(Saved entries)

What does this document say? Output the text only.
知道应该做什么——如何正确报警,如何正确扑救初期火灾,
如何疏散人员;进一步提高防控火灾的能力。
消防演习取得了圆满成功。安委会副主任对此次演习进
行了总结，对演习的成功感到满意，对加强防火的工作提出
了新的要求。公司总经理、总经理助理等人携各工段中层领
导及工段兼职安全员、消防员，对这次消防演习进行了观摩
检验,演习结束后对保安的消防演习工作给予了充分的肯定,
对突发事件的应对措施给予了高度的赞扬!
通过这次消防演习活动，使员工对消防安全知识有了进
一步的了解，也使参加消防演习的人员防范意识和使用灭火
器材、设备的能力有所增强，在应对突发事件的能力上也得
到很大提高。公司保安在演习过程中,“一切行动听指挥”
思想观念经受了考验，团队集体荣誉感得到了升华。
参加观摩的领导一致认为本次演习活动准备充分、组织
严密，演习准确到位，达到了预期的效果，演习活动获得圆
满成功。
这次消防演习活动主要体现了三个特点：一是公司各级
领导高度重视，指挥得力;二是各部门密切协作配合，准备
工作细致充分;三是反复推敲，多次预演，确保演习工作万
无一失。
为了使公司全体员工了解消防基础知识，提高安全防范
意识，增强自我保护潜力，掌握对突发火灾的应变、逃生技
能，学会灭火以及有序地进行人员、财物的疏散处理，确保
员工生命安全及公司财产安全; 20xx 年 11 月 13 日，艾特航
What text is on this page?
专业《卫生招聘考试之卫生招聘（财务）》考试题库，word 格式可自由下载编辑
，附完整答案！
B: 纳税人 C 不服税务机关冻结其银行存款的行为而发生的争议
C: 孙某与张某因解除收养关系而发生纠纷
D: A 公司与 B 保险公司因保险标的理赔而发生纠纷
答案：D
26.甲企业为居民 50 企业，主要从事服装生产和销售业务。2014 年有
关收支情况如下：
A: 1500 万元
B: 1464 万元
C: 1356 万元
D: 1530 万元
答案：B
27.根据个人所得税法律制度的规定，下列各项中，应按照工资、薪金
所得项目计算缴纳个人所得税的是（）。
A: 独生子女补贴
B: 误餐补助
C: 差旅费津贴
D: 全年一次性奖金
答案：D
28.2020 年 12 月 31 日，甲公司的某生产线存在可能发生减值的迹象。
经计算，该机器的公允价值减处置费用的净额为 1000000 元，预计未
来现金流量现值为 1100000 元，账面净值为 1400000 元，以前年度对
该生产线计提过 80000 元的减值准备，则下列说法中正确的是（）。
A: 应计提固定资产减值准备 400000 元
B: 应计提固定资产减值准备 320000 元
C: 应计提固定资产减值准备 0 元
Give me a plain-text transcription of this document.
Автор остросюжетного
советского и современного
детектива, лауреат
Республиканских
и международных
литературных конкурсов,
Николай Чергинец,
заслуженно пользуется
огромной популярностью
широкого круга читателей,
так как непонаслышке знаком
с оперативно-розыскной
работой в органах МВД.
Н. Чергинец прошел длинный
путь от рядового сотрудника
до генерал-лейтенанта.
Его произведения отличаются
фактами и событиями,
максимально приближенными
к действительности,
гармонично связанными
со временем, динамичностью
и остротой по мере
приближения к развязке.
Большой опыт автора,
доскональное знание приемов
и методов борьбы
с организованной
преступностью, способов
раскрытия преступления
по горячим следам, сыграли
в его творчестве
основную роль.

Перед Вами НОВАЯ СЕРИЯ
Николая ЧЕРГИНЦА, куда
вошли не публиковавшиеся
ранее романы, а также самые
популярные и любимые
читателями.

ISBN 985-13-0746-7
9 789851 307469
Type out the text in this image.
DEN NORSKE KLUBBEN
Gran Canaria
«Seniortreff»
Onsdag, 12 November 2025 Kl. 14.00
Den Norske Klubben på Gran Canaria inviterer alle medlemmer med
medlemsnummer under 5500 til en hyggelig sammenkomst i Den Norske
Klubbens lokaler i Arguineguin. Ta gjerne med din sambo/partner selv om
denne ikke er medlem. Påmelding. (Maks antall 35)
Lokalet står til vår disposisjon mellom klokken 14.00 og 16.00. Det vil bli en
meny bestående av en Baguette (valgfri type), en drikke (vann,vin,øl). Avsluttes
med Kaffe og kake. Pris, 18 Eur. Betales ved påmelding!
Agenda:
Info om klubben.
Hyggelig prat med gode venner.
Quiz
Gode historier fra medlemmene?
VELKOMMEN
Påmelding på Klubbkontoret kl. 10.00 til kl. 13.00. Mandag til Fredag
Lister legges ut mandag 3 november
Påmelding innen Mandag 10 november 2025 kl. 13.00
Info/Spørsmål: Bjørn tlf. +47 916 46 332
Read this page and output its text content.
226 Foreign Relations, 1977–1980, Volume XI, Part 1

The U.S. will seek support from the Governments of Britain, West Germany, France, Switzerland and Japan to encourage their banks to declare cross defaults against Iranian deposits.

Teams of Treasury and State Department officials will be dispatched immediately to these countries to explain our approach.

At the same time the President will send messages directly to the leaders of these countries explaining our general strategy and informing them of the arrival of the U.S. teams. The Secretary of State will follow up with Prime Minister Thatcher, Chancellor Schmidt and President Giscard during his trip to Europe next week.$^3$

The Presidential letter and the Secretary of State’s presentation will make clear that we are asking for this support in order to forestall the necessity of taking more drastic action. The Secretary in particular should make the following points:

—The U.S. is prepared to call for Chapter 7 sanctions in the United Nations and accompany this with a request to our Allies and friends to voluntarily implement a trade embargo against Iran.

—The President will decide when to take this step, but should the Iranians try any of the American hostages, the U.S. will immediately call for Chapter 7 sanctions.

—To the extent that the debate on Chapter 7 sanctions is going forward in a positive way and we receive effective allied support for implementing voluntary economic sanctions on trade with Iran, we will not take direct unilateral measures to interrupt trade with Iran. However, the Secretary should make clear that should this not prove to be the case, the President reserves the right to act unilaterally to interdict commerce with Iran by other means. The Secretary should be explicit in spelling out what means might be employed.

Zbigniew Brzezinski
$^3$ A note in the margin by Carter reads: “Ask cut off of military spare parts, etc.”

* _What the exercise asks_
Search the entries for the string "text" and collect each line that has it.

* _Exercise result_
What does this document say? Output the text only.
What text is on this page?
Give me a plain-text transcription of this document.
Type out the text in this image.
Read this page and output its text content.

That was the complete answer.